Dataset rows of page text:
··········

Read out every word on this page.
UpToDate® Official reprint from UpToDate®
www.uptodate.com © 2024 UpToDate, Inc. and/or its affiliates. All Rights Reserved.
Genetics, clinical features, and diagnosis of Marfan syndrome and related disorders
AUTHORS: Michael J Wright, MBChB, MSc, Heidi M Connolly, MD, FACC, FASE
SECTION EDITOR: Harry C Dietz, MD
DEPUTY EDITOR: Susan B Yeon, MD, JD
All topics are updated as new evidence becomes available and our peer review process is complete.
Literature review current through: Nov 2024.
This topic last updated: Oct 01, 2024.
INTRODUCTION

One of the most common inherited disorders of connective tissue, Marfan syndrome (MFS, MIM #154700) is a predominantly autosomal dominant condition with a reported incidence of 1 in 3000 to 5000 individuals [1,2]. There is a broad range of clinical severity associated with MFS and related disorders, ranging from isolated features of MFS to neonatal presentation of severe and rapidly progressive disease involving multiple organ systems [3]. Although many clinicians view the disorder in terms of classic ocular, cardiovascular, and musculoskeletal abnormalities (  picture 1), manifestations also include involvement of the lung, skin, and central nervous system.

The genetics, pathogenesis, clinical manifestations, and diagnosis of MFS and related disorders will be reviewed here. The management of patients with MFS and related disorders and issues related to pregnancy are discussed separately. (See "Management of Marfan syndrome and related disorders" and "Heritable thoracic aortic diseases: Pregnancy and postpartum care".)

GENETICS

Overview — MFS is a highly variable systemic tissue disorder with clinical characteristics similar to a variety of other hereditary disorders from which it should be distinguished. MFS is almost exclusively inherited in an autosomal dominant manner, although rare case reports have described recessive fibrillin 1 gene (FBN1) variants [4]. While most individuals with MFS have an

··········

* Exercise instructions: Write the entries out once more, exactly as they appear.

* Response:
Read out every word on this page.
UpToDate® Official reprint from UpToDate®
www.uptodate.com © 2024 UpToDate, Inc. and/or its affiliates. All Rights Reserved.
Genetics, clinical features, and diagnosis of Marfan syndrome and related disorders
AUTHORS: Michael J Wright, MBChB, MSc, Heidi M Connolly, MD, FACC, FASE
SECTION EDITOR: Harry C Dietz, MD
DEPUTY EDITOR: Susan B Yeon, MD, JD
All topics are updated as new evidence becomes available and our peer review process is complete.
Literature review current through: Nov 2024.
This topic last updated: Oct 01, 2024.
INTRODUCTION

One of the most common inherited disorders of connective tissue, Marfan syndrome (MFS, MIM #154700) is a predominantly autosomal dominant condition with a reported incidence of 1 in 3000 to 5000 individuals [1,2]. There is a broad range of clinical severity associated with MFS and related disorders, ranging from isolated features of MFS to neonatal presentation of severe and rapidly progressive disease involving multiple organ systems [3]. Although many clinicians view the disorder in terms of classic ocular, cardiovascular, and musculoskeletal abnormalities (  picture 1), manifestations also include involvement of the lung, skin, and central nervous system.

The genetics, pathogenesis, clinical manifestations, and diagnosis of MFS and related disorders will be reviewed here. The management of patients with MFS and related disorders and issues related to pregnancy are discussed separately. (See "Management of Marfan syndrome and related disorders" and "Heritable thoracic aortic diseases: Pregnancy and postpartum care".)

GENETICS

Overview — MFS is a highly variable systemic tissue disorder with clinical characteristics similar to a variety of other hereditary disorders from which it should be distinguished. MFS is almost exclusively inherited in an autosomal dominant manner, although rare case reports have described recessive fibrillin 1 gene (FBN1) variants [4]. While most individuals with MFS have an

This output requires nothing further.